--- START ---

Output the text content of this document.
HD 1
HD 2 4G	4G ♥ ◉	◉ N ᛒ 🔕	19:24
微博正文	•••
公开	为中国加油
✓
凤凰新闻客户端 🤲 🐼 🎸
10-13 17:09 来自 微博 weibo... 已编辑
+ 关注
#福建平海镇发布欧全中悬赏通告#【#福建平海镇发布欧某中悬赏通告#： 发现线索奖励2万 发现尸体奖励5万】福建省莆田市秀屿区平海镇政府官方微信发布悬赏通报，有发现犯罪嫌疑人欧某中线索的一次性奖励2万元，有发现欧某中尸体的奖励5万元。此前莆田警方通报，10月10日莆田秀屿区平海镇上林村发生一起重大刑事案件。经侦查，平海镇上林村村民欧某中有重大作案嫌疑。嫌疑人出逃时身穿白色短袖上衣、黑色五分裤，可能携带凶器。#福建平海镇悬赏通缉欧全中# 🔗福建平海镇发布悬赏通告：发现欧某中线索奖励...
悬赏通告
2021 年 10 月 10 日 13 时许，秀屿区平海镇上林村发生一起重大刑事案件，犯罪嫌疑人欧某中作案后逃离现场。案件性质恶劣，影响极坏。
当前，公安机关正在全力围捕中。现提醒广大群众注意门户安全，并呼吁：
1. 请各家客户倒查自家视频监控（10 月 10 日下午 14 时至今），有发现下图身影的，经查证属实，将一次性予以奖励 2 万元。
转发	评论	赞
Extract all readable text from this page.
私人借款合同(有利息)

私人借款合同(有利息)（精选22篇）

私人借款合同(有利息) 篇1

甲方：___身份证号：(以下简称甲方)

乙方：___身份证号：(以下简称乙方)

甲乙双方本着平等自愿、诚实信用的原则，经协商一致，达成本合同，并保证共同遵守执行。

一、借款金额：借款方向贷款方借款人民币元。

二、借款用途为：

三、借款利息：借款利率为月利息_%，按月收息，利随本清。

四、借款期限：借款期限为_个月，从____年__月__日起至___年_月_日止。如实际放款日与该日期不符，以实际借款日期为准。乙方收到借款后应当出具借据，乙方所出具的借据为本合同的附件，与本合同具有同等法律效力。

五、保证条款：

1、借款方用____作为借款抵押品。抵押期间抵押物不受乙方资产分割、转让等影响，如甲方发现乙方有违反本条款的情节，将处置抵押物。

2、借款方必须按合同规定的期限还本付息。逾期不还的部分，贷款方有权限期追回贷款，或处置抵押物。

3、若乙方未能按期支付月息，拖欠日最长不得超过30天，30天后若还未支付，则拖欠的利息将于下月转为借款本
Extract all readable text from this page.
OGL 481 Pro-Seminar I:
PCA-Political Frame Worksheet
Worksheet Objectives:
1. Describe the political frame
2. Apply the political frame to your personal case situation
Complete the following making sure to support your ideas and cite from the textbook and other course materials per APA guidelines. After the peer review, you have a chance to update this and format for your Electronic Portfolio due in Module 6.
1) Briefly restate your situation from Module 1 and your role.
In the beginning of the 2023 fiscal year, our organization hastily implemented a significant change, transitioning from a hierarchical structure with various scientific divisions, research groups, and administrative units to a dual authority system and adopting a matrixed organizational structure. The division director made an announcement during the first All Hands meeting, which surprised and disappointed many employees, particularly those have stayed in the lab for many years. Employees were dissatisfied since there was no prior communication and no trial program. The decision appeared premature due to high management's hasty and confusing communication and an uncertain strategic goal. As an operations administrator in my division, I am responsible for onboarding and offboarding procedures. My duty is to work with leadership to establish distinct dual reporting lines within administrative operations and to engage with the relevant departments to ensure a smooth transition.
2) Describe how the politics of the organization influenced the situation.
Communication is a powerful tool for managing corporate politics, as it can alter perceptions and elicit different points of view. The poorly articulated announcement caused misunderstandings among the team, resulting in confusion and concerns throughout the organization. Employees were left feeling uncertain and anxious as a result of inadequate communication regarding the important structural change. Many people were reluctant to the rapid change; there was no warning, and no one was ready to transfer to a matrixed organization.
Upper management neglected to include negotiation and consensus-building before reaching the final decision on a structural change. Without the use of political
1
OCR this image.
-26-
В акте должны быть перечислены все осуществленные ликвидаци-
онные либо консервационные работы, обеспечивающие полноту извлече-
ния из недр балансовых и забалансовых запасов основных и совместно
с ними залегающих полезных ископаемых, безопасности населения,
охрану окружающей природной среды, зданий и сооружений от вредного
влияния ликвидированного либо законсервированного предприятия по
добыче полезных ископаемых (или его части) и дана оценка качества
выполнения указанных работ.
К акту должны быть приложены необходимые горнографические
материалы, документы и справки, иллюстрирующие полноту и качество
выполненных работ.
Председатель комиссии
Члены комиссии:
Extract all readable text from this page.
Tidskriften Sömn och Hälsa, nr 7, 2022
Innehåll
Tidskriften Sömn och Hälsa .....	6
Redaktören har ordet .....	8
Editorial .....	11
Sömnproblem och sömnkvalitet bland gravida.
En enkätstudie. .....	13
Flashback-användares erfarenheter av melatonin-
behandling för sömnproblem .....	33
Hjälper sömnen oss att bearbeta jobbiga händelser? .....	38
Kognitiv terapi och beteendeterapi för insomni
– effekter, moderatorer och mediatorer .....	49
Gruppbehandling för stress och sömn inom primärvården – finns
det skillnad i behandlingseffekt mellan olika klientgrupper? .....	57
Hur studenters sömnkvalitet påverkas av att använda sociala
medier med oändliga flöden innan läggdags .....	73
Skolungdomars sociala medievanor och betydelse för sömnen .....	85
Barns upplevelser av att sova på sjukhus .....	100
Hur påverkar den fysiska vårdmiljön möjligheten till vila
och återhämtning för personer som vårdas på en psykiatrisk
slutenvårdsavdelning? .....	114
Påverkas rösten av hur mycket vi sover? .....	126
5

--- END ---

_Objective_:
Above are the records. Identify each line that contains the word "management".

_Response below_:
In the beginning of the 2023 fiscal year, our organization hastily implemented a significant change, transitioning from a hierarchical structure with various scientific divisions, research groups, and administrative units to a dual authority system and adopting a matrixed organizational structure. The division director made an announcement during the first All Hands meeting, which surprised and disappointed many employees, particularly those have stayed in the lab for many years. Employees were dissatisfied since there was no prior communication and no trial program. The decision appeared premature due to high management's hasty and confusing communication and an uncertain strategic goal. As an operations administrator in my division, I am responsible for onboarding and offboarding procedures. My duty is to work with leadership to establish distinct dual reporting lines within administrative operations and to engage with the relevant departments to ensure a smooth transition.
Upper management neglected to include negotiation and consensus-building before reaching the final decision on a structural change. Without the use of political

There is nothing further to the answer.